GIVEN PROBLEM:
Return each line containing "Concentration".

RECORDED DATA:
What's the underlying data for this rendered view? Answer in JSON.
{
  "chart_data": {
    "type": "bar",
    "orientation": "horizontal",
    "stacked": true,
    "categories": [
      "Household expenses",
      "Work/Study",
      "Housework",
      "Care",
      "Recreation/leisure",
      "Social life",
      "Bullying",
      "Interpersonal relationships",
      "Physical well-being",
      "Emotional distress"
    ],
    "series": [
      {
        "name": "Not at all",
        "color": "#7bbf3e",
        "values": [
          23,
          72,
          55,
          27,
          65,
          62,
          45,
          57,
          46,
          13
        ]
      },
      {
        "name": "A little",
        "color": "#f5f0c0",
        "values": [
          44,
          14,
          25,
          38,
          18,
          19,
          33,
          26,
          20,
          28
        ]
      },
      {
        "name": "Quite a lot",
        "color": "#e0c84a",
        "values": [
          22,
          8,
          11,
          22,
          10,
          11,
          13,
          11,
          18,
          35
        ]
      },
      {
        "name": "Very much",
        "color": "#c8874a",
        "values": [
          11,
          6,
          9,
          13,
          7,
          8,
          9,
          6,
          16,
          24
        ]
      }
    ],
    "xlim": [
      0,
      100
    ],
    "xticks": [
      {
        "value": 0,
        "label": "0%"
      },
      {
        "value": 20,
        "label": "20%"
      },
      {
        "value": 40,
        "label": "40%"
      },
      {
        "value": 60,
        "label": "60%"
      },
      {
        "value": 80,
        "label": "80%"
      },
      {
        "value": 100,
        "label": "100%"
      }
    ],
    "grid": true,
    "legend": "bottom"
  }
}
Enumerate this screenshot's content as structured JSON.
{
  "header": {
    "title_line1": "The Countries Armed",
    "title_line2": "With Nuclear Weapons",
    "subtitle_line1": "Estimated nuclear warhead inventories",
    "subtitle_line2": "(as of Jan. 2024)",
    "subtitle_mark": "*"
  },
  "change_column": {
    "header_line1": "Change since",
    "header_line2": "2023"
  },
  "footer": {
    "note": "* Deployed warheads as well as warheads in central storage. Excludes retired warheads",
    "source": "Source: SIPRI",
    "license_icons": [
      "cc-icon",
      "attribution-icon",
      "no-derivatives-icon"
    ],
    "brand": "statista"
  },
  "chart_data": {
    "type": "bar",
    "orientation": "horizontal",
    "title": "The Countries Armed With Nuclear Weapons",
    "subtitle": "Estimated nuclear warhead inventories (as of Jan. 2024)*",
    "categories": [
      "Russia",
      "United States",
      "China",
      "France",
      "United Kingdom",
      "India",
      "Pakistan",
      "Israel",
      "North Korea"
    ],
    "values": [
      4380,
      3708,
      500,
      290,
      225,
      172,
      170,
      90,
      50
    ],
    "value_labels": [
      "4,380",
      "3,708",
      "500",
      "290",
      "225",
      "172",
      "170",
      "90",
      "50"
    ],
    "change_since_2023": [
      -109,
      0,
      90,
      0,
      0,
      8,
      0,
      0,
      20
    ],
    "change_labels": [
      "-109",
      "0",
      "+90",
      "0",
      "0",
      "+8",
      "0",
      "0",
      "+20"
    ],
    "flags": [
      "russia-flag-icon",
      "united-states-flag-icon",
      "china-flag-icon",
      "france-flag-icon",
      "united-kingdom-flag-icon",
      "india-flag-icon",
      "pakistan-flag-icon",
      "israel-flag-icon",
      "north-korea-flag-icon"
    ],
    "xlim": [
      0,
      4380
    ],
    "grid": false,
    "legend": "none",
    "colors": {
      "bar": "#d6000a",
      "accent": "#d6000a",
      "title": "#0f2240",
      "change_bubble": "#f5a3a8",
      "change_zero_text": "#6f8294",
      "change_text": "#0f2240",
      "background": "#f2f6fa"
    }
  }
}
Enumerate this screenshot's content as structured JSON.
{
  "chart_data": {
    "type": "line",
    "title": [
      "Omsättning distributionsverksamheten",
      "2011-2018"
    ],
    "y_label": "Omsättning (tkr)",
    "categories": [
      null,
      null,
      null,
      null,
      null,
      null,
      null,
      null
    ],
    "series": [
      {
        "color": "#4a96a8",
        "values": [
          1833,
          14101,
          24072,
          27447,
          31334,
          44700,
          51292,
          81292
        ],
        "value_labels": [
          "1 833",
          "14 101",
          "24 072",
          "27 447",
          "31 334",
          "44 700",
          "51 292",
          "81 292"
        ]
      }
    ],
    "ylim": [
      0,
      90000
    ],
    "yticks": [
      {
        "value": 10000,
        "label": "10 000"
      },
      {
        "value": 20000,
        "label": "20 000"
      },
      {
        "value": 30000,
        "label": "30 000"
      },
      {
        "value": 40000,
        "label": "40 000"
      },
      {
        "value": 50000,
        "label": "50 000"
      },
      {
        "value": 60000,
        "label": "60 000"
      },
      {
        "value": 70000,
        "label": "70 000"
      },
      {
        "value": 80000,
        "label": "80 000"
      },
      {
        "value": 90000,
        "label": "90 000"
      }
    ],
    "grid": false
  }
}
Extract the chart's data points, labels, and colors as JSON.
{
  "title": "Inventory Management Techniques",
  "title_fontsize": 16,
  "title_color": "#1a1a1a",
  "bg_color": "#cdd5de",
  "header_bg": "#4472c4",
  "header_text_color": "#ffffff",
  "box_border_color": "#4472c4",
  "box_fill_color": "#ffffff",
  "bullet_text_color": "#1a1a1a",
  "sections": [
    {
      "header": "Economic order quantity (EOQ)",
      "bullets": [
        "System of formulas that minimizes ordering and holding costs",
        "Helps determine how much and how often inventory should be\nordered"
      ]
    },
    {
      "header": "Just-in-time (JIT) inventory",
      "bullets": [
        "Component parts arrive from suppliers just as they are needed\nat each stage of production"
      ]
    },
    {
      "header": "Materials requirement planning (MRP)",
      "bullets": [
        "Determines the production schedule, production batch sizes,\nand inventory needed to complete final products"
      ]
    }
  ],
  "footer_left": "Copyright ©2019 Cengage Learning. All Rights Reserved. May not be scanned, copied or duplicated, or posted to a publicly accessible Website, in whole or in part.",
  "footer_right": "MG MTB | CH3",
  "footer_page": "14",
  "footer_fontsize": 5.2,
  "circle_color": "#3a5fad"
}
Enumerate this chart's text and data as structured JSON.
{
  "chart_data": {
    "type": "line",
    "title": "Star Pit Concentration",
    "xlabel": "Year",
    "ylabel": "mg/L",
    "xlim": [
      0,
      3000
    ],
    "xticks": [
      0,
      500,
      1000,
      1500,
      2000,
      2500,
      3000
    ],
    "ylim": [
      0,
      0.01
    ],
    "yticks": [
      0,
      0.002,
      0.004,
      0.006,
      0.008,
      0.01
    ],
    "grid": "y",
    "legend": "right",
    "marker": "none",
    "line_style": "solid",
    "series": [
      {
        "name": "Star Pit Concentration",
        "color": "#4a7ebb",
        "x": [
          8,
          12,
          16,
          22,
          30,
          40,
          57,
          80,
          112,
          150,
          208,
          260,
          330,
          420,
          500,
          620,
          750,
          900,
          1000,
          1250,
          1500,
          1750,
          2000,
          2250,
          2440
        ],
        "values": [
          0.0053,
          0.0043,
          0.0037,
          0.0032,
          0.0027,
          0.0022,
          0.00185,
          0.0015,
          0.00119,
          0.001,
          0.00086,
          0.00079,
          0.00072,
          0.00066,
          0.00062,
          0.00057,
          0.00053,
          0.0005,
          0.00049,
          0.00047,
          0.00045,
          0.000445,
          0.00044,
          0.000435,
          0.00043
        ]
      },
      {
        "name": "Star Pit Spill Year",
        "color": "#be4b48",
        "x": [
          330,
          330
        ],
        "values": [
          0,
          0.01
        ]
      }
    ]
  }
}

REPLY:
    "title": "Star Pit Concentration",
        "name": "Star Pit Concentration",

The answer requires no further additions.